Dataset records
☆ ☆ ☆ ☆ ☆

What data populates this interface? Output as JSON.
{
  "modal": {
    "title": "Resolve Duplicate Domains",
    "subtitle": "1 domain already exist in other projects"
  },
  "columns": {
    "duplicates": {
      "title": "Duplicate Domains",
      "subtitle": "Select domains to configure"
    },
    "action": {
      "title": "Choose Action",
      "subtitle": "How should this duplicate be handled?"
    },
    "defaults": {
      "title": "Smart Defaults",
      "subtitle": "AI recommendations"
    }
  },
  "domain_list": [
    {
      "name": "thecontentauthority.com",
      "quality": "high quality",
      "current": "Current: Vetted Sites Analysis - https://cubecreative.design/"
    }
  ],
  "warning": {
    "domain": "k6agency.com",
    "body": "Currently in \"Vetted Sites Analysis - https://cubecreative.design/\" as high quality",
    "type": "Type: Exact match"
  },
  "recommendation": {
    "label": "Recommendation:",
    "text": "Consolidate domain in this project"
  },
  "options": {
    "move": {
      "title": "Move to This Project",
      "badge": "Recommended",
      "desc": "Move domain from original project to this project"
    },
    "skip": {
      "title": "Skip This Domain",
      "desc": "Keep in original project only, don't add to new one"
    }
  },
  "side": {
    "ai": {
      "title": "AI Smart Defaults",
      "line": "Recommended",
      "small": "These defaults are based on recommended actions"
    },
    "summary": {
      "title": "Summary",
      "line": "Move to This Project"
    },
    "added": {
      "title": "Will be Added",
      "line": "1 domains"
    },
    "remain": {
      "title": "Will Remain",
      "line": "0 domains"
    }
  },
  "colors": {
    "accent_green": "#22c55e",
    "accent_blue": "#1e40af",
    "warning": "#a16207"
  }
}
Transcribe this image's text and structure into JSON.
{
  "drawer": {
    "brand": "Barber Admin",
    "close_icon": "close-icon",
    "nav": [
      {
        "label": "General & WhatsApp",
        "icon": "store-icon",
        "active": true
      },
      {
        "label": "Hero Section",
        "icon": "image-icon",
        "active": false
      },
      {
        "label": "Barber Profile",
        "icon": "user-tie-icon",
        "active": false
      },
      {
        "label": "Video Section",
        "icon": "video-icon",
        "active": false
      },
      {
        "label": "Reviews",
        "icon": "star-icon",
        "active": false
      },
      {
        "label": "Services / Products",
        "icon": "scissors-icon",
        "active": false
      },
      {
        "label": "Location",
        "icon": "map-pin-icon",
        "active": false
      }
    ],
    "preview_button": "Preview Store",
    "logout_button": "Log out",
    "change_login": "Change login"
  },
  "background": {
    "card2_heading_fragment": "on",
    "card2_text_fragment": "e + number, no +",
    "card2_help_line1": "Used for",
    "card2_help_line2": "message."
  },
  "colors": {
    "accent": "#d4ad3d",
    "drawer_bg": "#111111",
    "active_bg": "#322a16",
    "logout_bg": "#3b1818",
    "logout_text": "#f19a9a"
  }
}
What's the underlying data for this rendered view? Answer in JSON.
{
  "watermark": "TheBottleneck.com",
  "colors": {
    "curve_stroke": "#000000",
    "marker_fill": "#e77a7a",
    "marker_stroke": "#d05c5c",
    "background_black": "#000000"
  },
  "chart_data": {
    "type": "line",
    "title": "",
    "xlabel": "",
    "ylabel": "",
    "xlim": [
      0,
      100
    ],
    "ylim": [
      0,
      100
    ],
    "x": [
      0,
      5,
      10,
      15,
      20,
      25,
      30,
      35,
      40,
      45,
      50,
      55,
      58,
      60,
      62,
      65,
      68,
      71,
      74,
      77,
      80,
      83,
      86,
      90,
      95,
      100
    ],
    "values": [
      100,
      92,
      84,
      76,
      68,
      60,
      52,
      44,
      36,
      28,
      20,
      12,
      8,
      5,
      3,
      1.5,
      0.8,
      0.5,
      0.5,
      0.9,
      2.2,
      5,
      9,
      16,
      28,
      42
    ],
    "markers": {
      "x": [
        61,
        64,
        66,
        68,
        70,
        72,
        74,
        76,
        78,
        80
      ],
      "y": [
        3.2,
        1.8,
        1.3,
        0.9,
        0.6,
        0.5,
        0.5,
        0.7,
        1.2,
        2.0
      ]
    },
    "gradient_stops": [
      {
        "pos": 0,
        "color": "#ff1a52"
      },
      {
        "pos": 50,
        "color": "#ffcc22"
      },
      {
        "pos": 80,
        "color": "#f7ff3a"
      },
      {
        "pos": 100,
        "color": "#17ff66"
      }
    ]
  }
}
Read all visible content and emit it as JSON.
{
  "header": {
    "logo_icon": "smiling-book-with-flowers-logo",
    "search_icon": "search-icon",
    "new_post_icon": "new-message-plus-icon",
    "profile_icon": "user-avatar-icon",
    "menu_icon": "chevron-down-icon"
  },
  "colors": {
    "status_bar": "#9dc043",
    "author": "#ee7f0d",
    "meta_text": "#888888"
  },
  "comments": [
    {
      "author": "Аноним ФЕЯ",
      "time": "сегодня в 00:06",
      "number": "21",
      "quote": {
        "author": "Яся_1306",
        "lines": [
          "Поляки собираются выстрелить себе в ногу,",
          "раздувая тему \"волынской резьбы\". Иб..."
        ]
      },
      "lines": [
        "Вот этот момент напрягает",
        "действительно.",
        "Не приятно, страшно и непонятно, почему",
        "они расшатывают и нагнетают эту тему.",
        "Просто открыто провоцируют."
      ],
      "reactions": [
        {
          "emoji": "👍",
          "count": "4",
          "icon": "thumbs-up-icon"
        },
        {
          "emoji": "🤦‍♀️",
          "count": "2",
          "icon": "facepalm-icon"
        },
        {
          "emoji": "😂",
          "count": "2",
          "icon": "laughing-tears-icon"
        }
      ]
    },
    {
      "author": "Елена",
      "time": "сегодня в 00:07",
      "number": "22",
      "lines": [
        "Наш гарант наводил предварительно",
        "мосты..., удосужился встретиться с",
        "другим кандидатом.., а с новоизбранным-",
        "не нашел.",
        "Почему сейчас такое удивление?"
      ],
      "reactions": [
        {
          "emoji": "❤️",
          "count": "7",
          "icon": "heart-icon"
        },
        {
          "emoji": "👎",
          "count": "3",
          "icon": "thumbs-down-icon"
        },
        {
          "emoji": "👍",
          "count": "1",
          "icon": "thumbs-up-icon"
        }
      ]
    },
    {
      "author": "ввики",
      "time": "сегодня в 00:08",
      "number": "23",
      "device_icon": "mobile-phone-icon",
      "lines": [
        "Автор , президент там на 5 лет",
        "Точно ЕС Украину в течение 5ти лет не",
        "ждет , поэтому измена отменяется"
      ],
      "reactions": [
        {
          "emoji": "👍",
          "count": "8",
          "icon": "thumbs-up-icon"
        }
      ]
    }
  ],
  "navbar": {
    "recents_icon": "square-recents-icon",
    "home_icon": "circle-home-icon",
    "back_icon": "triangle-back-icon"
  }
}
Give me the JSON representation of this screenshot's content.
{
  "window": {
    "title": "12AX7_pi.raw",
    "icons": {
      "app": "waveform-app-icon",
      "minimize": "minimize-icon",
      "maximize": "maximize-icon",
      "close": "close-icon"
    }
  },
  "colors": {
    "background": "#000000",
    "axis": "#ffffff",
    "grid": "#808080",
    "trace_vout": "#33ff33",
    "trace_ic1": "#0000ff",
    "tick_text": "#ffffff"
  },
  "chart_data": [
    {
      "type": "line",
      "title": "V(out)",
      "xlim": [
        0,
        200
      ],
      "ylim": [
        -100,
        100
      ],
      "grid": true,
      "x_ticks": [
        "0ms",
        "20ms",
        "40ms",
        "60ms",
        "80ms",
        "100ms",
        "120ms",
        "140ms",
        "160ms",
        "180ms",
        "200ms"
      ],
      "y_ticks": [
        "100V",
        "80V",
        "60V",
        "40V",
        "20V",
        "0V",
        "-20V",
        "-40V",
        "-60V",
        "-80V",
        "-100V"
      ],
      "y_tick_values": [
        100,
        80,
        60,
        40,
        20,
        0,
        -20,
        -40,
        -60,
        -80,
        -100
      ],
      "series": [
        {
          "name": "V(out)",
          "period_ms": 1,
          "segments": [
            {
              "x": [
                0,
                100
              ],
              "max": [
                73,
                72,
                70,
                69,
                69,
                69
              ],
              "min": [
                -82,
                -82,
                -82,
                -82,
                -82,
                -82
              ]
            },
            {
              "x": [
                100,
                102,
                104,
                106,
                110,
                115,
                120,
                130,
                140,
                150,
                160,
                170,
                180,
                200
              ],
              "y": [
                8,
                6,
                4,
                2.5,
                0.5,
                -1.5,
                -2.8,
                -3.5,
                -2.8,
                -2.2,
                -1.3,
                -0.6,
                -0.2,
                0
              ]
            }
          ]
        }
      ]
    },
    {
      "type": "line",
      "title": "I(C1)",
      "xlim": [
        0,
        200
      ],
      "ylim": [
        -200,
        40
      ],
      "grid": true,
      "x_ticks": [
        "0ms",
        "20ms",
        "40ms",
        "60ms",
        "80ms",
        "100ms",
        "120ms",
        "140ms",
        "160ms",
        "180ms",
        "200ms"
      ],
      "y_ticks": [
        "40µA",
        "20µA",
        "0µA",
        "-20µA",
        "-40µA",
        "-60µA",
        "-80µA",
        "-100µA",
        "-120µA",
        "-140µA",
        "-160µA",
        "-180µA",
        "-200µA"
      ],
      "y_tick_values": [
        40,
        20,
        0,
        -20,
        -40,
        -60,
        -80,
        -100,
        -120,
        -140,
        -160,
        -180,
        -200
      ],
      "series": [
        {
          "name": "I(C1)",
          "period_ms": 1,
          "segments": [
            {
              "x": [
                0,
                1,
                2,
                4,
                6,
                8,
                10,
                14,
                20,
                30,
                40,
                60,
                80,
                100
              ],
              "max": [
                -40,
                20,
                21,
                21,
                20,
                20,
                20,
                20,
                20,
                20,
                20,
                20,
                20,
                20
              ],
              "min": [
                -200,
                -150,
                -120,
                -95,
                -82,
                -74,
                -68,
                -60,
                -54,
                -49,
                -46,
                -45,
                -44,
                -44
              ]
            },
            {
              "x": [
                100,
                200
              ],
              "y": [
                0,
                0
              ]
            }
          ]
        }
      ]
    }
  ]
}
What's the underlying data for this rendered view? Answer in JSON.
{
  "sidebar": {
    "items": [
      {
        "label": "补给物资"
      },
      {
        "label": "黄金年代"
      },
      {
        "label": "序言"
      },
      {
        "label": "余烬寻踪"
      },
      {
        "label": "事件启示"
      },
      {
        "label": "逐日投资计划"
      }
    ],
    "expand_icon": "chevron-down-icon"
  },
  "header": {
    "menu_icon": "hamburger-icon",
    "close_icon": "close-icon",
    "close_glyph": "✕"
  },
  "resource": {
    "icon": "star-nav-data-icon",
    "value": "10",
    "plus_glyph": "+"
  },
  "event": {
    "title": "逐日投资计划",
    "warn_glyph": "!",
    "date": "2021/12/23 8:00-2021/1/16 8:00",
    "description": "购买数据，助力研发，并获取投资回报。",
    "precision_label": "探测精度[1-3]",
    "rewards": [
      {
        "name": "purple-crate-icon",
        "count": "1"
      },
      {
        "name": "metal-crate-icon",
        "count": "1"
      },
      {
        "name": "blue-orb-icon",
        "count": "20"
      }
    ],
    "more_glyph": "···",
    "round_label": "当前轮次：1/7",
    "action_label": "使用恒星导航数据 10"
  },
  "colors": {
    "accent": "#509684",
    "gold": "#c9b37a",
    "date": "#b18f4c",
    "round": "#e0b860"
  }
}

☆ ☆ ☆ ☆ ☆

Scan the lines above for "quality", then copy every one that has it.

### Written reply
      "quality": "high quality",
    "body": "Currently in \"Vetted Sites Analysis - https://cubecreative.design/\" as high quality",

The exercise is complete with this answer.